● **Short task**: Pictures stay out; everything else in the records below is copied exactly.

● **Data records**:
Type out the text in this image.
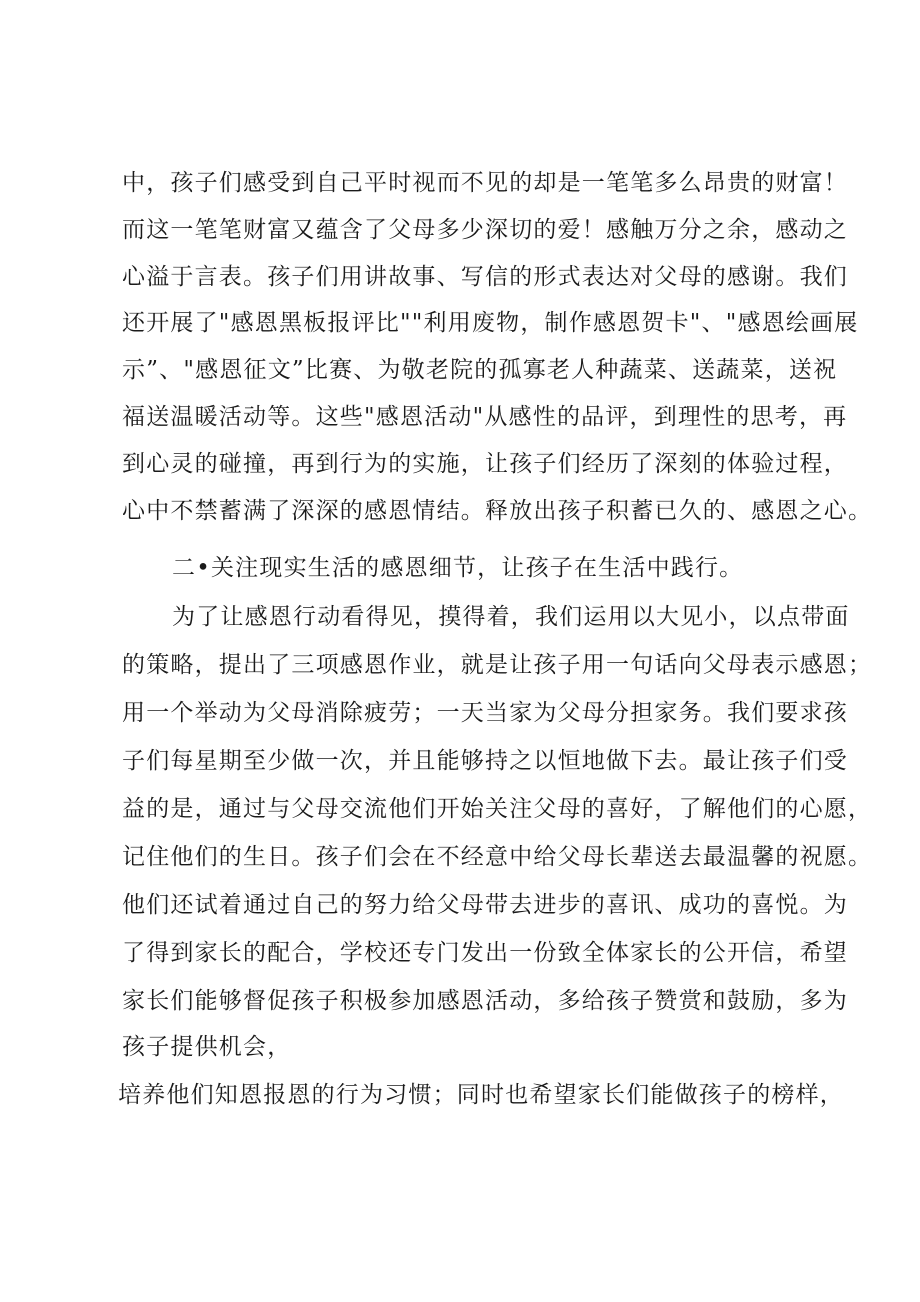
中，孩子们感受到自己平时视而不见的却是一笔笔多么昂贵的财富！
而这一笔笔财富又蕴含了父母多少深切的爱！感触万分之余，感动之
心溢于言表。孩子们用讲故事、写信的形式表达对父母的感谢。我们
还开展了"感恩黑板报评比""利用废物，制作感恩贺卡"、"感恩绘画展
示”、"感恩征文”比赛、为敬老院的孤寡老人种蔬菜、送蔬菜，送祝
福送温暖活动等。这些"感恩活动"从感性的品评，到理性的思考，再
到心灵的碰撞，再到行为的实施，让孩子们经历了深刻的体验过程，
心中不禁蓄满了深深的感恩情结。释放出孩子积蓄已久的、感恩之心。
二•关注现实生活的感恩细节，让孩子在生活中践行。
为了让感恩行动看得见，摸得着，我们运用以大见小，以点带面
的策略，提出了三项感恩作业，就是让孩子用一句话向父母表示感恩；
用一个举动为父母消除疲劳；一天当家为父母分担家务。我们要求孩
子们每星期至少做一次，并且能够持之以恒地做下去。最让孩子们受
益的是，通过与父母交流他们开始关注父母的喜好，了解他们的心愿，
记住他们的生日。孩子们会在不经意中给父母长辈送去最温馨的祝愿。
他们还试着通过自己的努力给父母带去进步的喜讯、成功的喜悦。为
了得到家长的配合，学校还专门发出一份致全体家长的公开信，希望
家长们能够督促孩子积极参加感恩活动，多给孩子赞赏和鼓励，多为
孩子提供机会，
培养他们知恩报恩的行为习惯；同时也希望家长们能做孩子的榜样，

● **Finished answer**:
Type out the text in this image.
中，孩子们感受到自己平时视而不见的却是一笔笔多么昂贵的财富！
而这一笔笔财富又蕴含了父母多少深切的爱！感触万分之余，感动之
心溢于言表。孩子们用讲故事、写信的形式表达对父母的感谢。我们
还开展了"感恩黑板报评比""利用废物，制作感恩贺卡"、"感恩绘画展
示”、"感恩征文”比赛、为敬老院的孤寡老人种蔬菜、送蔬菜，送祝
福送温暖活动等。这些"感恩活动"从感性的品评，到理性的思考，再
到心灵的碰撞，再到行为的实施，让孩子们经历了深刻的体验过程，
心中不禁蓄满了深深的感恩情结。释放出孩子积蓄已久的、感恩之心。
二•关注现实生活的感恩细节，让孩子在生活中践行。
为了让感恩行动看得见，摸得着，我们运用以大见小，以点带面
的策略，提出了三项感恩作业，就是让孩子用一句话向父母表示感恩；
用一个举动为父母消除疲劳；一天当家为父母分担家务。我们要求孩
子们每星期至少做一次，并且能够持之以恒地做下去。最让孩子们受
益的是，通过与父母交流他们开始关注父母的喜好，了解他们的心愿，
记住他们的生日。孩子们会在不经意中给父母长辈送去最温馨的祝愿。
他们还试着通过自己的努力给父母带去进步的喜讯、成功的喜悦。为
了得到家长的配合，学校还专门发出一份致全体家长的公开信，希望
家长们能够督促孩子积极参加感恩活动，多给孩子赞赏和鼓励，多为
孩子提供机会，
培养他们知恩报恩的行为习惯；同时也希望家长们能做孩子的榜样，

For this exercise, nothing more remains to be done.